* Exercise prompt
Among the lines below, count those containing the word "usque". Give the number only.

* Extracted data
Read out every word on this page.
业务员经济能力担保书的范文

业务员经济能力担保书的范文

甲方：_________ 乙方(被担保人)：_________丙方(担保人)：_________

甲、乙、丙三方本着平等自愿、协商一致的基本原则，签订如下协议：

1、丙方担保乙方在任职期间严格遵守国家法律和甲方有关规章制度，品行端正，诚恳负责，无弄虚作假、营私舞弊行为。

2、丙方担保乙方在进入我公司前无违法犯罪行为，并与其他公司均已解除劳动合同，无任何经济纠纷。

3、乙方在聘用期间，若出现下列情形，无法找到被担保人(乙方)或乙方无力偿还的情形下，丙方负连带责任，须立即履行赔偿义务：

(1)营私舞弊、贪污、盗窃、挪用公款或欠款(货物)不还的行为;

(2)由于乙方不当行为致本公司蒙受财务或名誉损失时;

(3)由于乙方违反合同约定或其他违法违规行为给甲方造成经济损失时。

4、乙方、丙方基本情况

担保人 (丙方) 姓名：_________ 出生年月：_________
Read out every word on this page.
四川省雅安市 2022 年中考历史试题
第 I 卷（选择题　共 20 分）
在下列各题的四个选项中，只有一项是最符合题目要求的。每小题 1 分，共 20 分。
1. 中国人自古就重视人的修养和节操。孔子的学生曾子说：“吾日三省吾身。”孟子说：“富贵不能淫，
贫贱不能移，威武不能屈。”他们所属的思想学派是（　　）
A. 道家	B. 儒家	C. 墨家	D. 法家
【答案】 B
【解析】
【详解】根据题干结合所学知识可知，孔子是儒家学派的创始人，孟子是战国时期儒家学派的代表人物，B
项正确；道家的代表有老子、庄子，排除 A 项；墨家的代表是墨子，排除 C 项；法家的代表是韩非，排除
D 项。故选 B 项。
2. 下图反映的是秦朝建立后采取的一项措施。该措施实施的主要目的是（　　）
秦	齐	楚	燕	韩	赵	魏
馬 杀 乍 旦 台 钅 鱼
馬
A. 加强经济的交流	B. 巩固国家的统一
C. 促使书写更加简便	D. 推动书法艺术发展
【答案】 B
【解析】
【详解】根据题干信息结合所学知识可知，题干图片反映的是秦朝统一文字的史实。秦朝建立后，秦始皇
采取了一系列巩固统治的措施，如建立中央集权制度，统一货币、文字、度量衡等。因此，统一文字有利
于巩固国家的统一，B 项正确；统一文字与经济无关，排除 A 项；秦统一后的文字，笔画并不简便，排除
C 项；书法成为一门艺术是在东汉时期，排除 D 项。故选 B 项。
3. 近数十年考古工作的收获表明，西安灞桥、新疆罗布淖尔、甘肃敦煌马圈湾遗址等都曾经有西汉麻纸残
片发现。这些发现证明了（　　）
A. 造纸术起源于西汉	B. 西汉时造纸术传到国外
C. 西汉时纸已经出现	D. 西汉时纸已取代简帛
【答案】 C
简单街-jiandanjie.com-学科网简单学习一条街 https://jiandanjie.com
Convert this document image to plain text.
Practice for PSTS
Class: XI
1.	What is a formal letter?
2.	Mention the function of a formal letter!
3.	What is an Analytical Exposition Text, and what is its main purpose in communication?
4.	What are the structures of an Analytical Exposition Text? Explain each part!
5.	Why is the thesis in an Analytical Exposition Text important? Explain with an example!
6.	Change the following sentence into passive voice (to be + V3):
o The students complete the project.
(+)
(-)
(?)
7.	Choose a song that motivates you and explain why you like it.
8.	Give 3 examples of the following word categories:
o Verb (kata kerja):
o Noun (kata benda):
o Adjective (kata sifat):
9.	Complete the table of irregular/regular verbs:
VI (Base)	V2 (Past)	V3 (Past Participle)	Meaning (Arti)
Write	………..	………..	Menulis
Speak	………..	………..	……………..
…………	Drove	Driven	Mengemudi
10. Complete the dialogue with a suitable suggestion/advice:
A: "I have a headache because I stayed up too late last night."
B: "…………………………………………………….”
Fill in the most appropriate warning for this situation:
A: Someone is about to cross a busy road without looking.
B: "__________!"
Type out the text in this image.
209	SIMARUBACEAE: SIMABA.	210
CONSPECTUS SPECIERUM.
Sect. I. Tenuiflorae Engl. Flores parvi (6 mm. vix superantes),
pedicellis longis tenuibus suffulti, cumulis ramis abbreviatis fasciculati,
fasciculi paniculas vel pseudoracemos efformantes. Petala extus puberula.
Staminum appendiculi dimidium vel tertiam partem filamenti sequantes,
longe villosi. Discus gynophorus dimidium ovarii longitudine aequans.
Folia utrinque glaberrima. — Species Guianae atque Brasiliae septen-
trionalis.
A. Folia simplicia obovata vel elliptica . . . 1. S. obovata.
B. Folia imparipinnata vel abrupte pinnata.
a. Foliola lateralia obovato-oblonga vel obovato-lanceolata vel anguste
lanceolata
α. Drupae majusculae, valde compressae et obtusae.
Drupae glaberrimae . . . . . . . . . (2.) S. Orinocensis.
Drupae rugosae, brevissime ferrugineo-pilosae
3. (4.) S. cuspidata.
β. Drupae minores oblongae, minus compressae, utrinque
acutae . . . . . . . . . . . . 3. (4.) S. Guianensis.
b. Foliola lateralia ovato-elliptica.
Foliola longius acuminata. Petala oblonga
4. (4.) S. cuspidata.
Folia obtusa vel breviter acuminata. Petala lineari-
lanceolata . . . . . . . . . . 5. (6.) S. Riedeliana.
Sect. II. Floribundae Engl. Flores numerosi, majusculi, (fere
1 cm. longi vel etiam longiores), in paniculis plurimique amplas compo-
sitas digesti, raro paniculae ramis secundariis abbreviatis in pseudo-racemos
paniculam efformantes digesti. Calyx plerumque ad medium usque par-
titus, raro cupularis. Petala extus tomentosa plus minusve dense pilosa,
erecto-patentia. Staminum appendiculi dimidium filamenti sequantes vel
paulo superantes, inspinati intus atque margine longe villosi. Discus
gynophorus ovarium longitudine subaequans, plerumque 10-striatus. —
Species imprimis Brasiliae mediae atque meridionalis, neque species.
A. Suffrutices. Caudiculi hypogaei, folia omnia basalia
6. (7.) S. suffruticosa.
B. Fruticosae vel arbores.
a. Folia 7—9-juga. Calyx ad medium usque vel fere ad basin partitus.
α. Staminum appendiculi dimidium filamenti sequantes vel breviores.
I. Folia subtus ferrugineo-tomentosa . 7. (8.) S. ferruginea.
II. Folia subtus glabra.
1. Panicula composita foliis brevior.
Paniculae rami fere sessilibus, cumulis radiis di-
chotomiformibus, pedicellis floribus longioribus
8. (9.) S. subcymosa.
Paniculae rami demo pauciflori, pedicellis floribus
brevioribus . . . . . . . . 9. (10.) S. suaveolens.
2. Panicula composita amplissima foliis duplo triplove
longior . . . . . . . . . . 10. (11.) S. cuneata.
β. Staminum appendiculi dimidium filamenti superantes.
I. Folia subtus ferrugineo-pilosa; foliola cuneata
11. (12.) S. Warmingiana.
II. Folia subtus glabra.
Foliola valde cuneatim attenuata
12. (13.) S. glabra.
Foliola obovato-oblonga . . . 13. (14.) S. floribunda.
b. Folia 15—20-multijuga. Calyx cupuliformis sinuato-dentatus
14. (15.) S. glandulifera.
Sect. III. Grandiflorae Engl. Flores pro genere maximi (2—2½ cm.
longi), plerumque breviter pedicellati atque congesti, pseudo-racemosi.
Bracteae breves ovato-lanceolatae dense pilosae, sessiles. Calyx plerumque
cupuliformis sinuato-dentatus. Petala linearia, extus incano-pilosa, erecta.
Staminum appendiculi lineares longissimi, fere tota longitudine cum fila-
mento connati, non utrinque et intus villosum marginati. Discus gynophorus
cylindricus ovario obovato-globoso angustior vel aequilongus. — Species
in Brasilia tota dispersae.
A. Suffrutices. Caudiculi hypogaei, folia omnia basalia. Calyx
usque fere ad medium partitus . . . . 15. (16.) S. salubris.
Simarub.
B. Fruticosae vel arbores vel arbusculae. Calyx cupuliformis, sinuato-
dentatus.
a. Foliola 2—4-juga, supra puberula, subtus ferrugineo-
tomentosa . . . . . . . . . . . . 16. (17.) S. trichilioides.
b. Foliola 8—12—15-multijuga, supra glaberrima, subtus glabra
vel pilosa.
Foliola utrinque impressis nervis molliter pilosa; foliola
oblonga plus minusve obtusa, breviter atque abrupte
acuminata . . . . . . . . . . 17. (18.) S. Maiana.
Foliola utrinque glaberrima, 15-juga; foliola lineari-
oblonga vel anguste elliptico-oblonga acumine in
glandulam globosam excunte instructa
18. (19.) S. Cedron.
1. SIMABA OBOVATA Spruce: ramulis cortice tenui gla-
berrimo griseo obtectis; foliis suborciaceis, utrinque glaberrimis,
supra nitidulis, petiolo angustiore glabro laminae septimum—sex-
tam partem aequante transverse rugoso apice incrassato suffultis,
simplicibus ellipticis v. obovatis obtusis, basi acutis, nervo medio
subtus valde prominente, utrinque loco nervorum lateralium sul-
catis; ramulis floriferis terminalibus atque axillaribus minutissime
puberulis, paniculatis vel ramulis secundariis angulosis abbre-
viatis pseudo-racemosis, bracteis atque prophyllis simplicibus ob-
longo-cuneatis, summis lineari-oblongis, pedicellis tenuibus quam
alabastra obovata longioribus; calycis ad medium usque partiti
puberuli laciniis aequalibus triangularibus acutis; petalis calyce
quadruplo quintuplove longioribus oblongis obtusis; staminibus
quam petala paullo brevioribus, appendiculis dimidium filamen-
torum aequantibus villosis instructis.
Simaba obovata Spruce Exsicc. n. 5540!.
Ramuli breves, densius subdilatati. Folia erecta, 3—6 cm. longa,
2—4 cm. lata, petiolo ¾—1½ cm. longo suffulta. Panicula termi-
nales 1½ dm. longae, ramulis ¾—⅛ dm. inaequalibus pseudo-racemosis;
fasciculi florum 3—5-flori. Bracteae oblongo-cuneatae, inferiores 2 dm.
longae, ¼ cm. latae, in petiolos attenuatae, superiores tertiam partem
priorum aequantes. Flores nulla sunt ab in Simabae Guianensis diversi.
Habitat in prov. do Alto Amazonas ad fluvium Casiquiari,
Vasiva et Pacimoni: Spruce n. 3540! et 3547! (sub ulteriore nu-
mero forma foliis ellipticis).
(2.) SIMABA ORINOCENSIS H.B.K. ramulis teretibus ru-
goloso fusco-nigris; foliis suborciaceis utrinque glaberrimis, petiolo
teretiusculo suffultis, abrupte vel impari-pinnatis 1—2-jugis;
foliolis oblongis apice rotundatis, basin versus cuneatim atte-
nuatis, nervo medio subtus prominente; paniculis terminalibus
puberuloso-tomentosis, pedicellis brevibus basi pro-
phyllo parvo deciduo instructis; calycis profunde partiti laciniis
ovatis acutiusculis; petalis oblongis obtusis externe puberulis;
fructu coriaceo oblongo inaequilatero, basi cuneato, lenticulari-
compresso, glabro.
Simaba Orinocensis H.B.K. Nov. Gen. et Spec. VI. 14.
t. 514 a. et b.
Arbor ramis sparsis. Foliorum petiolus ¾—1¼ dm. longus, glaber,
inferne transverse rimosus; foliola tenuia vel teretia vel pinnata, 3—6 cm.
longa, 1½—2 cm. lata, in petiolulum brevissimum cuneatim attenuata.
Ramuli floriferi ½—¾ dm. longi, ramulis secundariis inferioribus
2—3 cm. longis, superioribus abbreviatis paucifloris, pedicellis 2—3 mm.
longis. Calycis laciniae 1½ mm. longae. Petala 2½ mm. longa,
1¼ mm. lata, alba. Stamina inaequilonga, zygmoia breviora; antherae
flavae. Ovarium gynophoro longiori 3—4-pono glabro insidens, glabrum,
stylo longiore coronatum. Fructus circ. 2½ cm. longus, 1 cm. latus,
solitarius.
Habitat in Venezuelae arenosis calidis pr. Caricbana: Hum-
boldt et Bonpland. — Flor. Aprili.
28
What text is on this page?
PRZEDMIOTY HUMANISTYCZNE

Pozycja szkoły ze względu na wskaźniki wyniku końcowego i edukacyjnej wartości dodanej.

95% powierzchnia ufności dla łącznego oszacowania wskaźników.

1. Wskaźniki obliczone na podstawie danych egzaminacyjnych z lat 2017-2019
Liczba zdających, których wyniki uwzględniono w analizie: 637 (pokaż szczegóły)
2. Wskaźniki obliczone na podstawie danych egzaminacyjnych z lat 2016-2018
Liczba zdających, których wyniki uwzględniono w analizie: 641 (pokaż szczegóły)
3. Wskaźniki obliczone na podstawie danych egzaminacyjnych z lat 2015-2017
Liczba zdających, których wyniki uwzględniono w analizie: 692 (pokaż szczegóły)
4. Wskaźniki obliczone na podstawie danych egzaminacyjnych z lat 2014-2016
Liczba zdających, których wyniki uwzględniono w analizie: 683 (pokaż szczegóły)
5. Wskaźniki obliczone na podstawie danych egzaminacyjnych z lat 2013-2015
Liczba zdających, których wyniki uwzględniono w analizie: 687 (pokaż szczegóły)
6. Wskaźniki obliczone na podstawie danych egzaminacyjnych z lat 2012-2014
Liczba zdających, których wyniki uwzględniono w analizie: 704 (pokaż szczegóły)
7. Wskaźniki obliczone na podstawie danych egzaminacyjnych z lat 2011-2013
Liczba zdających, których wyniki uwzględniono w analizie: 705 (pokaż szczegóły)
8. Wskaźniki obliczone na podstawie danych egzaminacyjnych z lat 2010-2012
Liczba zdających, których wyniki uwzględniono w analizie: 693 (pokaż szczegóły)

* Problem solution
4